_Selected text_.

* Start *

The jurors who have been listening to the gruesome details of the murders of Narcy Novack's husband and mother-in-law ended their first day of deliberations Monday without reaching a verdict.

The jury of eight men and four women ended its work at about 5:40 p.m. Monday. The panel began its deliberations at about 11 a.m. after receiving instructions from U.S. District Judge Kenneth Karas.

The jury will be back Tuesday morning at the federal courthouse in White Plains to sift through eight weeks of testimony, documents, videotapes and crime scene photographs as it attempts to reach verdicts on the 17 charges contained in the 34-page indictment. One of the 17, racketeering, contains 11 criminal acts -- including murder and robbery -- that must be weighed as well, making jurors' work even more laborious.

* End *

_Tasks to perform_.
• a. In the news report on the jury, why will the jurors' work be even more laborious?
• b. Give the stretch of the news report from "The jurors who" through "even more laborious." again, substituting "Friday" for each "Monday".
• c. The news report names the things the jury will sift through. List all of them.

_Records_.
* Start *

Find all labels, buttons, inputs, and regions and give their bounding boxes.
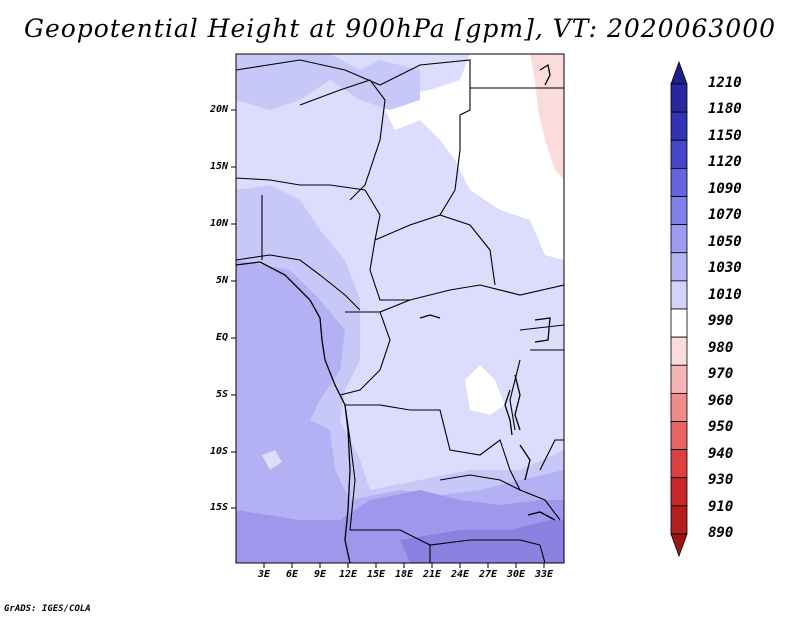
colorbar-swatch	[670, 224, 688, 254]
field-pink-north	[530, 54, 564, 180]
colorbar-swatch	[670, 505, 688, 535]
lon-label-27e: 27E	[478, 569, 498, 580]
colorbar-label: 970	[708, 366, 734, 383]
colorbar-label: 990	[708, 313, 734, 330]
lat-label-10s: 10S	[209, 446, 228, 457]
colorbar-swatch	[670, 308, 688, 338]
colorbar-label: 1030	[708, 260, 742, 277]
colorbar-label: 960	[708, 392, 734, 409]
colorbar-label: 1070	[708, 207, 742, 224]
colorbar-top-arrow	[670, 60, 688, 85]
lat-label-5s: 5S	[215, 389, 228, 400]
colorbar-label: 1090	[708, 180, 742, 197]
coastlines	[236, 63, 556, 563]
lon-label-21e: 21E	[422, 569, 442, 580]
lon-label-30e: 30E	[506, 569, 526, 580]
colorbar-swatch	[670, 196, 688, 226]
colorbar-bottom-arrow	[670, 533, 688, 558]
colorbar-swatch	[670, 252, 688, 282]
colorbar-swatch	[670, 449, 688, 479]
lat-label-10n: 10N	[209, 218, 228, 229]
colorbar-swatch	[670, 280, 688, 310]
lat-label-20n: 20N	[209, 104, 228, 115]
lon-label-24e: 24E	[450, 569, 470, 580]
colorbar-swatch	[670, 477, 688, 507]
colorbar-swatch	[670, 167, 688, 197]
map-frame	[235, 53, 565, 564]
lon-label-18e: 18E	[394, 569, 414, 580]
colorbar-label: 930	[708, 472, 734, 489]
colorbar-swatch	[670, 111, 688, 141]
field-white-patch	[465, 365, 505, 415]
colorbar-swatch	[670, 336, 688, 366]
lon-label-3e: 3E	[257, 569, 271, 580]
colorbar-label: 950	[708, 419, 734, 436]
field-darkest-south	[400, 520, 564, 563]
colorbar-label: 1010	[708, 286, 742, 303]
colorbar-label: 1180	[708, 101, 742, 118]
grads-credit: GrADS: IGES/COLA	[4, 604, 91, 614]
colorbar-swatch	[670, 83, 688, 113]
lat-label-15n: 15N	[209, 161, 228, 172]
colorbar-label: 890	[708, 525, 734, 541]
map-title: Geopotential Height at 900hPa [gpm], VT:…	[23, 14, 777, 43]
colorbar-label: 910	[708, 498, 734, 515]
lon-label-12e: 12E	[338, 569, 358, 580]
field-light-patch	[262, 450, 282, 470]
colorbar-label: 1120	[708, 154, 742, 171]
colorbar-swatch	[670, 421, 688, 451]
field-light-north	[236, 54, 420, 110]
lat-ticks	[231, 109, 236, 509]
height-field	[236, 54, 564, 563]
colorbar-label: 980	[708, 339, 734, 356]
colorbar-swatch	[670, 392, 688, 422]
colorbar-label: 1150	[708, 127, 742, 144]
lon-ticks	[263, 563, 545, 568]
lat-label-5n: 5N	[215, 275, 228, 286]
colorbar-label: 1210	[708, 75, 742, 91]
lon-label-6e: 6E	[285, 569, 299, 580]
field-white-north	[385, 54, 564, 260]
colorbar-swatch	[670, 139, 688, 169]
field-dark-west	[236, 260, 564, 563]
lat-label-eq: EQ	[215, 332, 228, 343]
lat-label-15s: 15S	[209, 502, 228, 513]
lon-label-15e: 15E	[366, 569, 386, 580]
lon-label-33e: 33E	[534, 569, 554, 580]
colorbar-swatch	[670, 364, 688, 394]
colorbar-label: 940	[708, 445, 734, 462]
colorbar-label: 1050	[708, 233, 742, 250]
lon-label-9e: 9E	[313, 569, 327, 580]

* End *

_Expected responses_.
• a. One of the 17 charges, racketeering, contains 11 criminal acts, including murder and robbery, and each of those acts must be weighed as well.

• b.
The jurors who have been listening to the gruesome details of the murders of Narcy Novack's husband and mother-in-law ended their first day of deliberations Friday without reaching a verdict.

The jury of eight men and four women ended its work at about 5:40 p.m. Friday. The panel began its deliberations at about 11 a.m. after receiving instructions from U.S. District Judge Kenneth Karas.

The jury will be back Tuesday morning at the federal courthouse in White Plains to sift through eight weeks of testimony, documents, videotapes and crime scene photographs as it attempts to reach verdicts on the 17 charges contained in the 34-page indictment. One of the 17, racketeering, contains 11 criminal acts -- including murder and robbery -- that must be weighed as well, making jurors' work even more laborious.

• c.
- testimony
- documents
- videotapes
- crime scene photographs